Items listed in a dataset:
□ □ □ □
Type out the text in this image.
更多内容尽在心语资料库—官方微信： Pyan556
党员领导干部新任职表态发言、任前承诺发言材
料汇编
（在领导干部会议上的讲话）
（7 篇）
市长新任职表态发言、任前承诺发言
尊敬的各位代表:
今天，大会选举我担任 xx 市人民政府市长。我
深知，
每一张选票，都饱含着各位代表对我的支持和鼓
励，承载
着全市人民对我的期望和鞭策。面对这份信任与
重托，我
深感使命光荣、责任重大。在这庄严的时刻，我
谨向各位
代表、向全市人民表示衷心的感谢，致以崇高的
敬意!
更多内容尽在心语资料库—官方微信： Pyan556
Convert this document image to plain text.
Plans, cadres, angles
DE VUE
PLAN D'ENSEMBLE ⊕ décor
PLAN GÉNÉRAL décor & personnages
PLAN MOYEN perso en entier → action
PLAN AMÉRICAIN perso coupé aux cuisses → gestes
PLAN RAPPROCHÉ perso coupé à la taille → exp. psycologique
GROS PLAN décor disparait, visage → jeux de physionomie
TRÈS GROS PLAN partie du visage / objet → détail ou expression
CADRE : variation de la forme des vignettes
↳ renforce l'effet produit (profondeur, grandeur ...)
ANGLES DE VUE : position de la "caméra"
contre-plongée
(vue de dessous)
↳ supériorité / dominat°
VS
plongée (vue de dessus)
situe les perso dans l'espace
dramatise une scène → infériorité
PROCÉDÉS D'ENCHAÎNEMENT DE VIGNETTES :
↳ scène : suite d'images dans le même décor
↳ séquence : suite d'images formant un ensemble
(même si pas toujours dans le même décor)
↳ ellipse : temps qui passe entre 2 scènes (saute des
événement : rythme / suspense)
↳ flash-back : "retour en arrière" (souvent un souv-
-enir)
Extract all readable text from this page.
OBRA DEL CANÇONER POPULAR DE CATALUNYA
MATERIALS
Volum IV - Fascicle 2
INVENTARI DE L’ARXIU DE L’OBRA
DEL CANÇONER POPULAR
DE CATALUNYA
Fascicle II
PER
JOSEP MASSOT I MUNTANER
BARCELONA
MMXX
□ □ □ □
AIM: Above are the records; copy all of them exactly.

RIGHT ANSWER:
Type out the text in this image.
更多内容尽在心语资料库—官方微信： Pyan556
党员领导干部新任职表态发言、任前承诺发言材
料汇编
（在领导干部会议上的讲话）
（7 篇）
市长新任职表态发言、任前承诺发言
尊敬的各位代表:
今天，大会选举我担任 xx 市人民政府市长。我
深知，
每一张选票，都饱含着各位代表对我的支持和鼓
励，承载
着全市人民对我的期望和鞭策。面对这份信任与
重托，我
深感使命光荣、责任重大。在这庄严的时刻，我
谨向各位
代表、向全市人民表示衷心的感谢，致以崇高的
敬意!
更多内容尽在心语资料库—官方微信： Pyan556
Convert this document image to plain text.
Plans, cadres, angles
DE VUE
PLAN D'ENSEMBLE ⊕ décor
PLAN GÉNÉRAL décor & personnages
PLAN MOYEN perso en entier → action
PLAN AMÉRICAIN perso coupé aux cuisses → gestes
PLAN RAPPROCHÉ perso coupé à la taille → exp. psycologique
GROS PLAN décor disparait, visage → jeux de physionomie
TRÈS GROS PLAN partie du visage / objet → détail ou expression
CADRE : variation de la forme des vignettes
↳ renforce l'effet produit (profondeur, grandeur ...)
ANGLES DE VUE : position de la "caméra"
contre-plongée
(vue de dessous)
↳ supériorité / dominat°
VS
plongée (vue de dessus)
situe les perso dans l'espace
dramatise une scène → infériorité
PROCÉDÉS D'ENCHAÎNEMENT DE VIGNETTES :
↳ scène : suite d'images dans le même décor
↳ séquence : suite d'images formant un ensemble
(même si pas toujours dans le même décor)
↳ ellipse : temps qui passe entre 2 scènes (saute des
événement : rythme / suspense)
↳ flash-back : "retour en arrière" (souvent un souv-
-enir)
Extract all readable text from this page.
OBRA DEL CANÇONER POPULAR DE CATALUNYA
MATERIALS
Volum IV - Fascicle 2
INVENTARI DE L’ARXIU DE L’OBRA
DEL CANÇONER POPULAR
DE CATALUNYA
Fascicle II
PER
JOSEP MASSOT I MUNTANER
BARCELONA
MMXX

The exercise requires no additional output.